STATED PROBLEM
Can you retype every record below exactly as written?

───── EXTRACTED INFORMATION

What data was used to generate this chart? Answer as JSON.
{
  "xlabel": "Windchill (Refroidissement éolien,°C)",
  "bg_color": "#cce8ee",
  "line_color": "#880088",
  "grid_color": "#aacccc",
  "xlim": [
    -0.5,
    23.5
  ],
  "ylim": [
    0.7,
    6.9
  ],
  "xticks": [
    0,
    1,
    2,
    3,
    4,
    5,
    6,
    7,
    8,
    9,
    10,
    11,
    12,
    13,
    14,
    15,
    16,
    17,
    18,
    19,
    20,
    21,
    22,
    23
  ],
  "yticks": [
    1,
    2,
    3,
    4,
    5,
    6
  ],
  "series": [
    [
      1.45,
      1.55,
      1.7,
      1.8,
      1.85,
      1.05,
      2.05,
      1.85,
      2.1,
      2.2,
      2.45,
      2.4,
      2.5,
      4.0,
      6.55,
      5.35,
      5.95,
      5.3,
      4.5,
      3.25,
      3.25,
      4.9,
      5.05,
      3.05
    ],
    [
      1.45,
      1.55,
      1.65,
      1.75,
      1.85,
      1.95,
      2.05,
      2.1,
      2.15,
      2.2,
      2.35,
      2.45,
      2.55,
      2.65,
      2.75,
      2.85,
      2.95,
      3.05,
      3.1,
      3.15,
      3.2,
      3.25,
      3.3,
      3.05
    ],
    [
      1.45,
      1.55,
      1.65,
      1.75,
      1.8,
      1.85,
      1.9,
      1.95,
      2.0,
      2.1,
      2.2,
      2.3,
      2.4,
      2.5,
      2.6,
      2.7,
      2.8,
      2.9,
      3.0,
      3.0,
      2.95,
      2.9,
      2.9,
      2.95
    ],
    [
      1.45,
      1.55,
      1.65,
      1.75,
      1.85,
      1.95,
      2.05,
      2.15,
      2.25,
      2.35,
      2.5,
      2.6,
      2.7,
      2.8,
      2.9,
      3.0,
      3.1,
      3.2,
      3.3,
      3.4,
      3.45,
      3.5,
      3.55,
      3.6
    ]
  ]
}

──────────

SOLUTION FOR THIS EXERCISE
What data was used to generate this chart? Answer as JSON.
{
  "xlabel": "Windchill (Refroidissement éolien,°C)",
  "bg_color": "#cce8ee",
  "line_color": "#880088",
  "grid_color": "#aacccc",
  "xlim": [
    -0.5,
    23.5
  ],
  "ylim": [
    0.7,
    6.9
  ],
  "xticks": [
    0,
    1,
    2,
    3,
    4,
    5,
    6,
    7,
    8,
    9,
    10,
    11,
    12,
    13,
    14,
    15,
    16,
    17,
    18,
    19,
    20,
    21,
    22,
    23
  ],
  "yticks": [
    1,
    2,
    3,
    4,
    5,
    6
  ],
  "series": [
    [
      1.45,
      1.55,
      1.7,
      1.8,
      1.85,
      1.05,
      2.05,
      1.85,
      2.1,
      2.2,
      2.45,
      2.4,
      2.5,
      4.0,
      6.55,
      5.35,
      5.95,
      5.3,
      4.5,
      3.25,
      3.25,
      4.9,
      5.05,
      3.05
    ],
    [
      1.45,
      1.55,
      1.65,
      1.75,
      1.85,
      1.95,
      2.05,
      2.1,
      2.15,
      2.2,
      2.35,
      2.45,
      2.55,
      2.65,
      2.75,
      2.85,
      2.95,
      3.05,
      3.1,
      3.15,
      3.2,
      3.25,
      3.3,
      3.05
    ],
    [
      1.45,
      1.55,
      1.65,
      1.75,
      1.8,
      1.85,
      1.9,
      1.95,
      2.0,
      2.1,
      2.2,
      2.3,
      2.4,
      2.5,
      2.6,
      2.7,
      2.8,
      2.9,
      3.0,
      3.0,
      2.95,
      2.9,
      2.9,
      2.95
    ],
    [
      1.45,
      1.55,
      1.65,
      1.75,
      1.85,
      1.95,
      2.05,
      2.15,
      2.25,
      2.35,
      2.5,
      2.6,
      2.7,
      2.8,
      2.9,
      3.0,
      3.1,
      3.2,
      3.3,
      3.4,
      3.45,
      3.5,
      3.55,
      3.6
    ]
  ]
}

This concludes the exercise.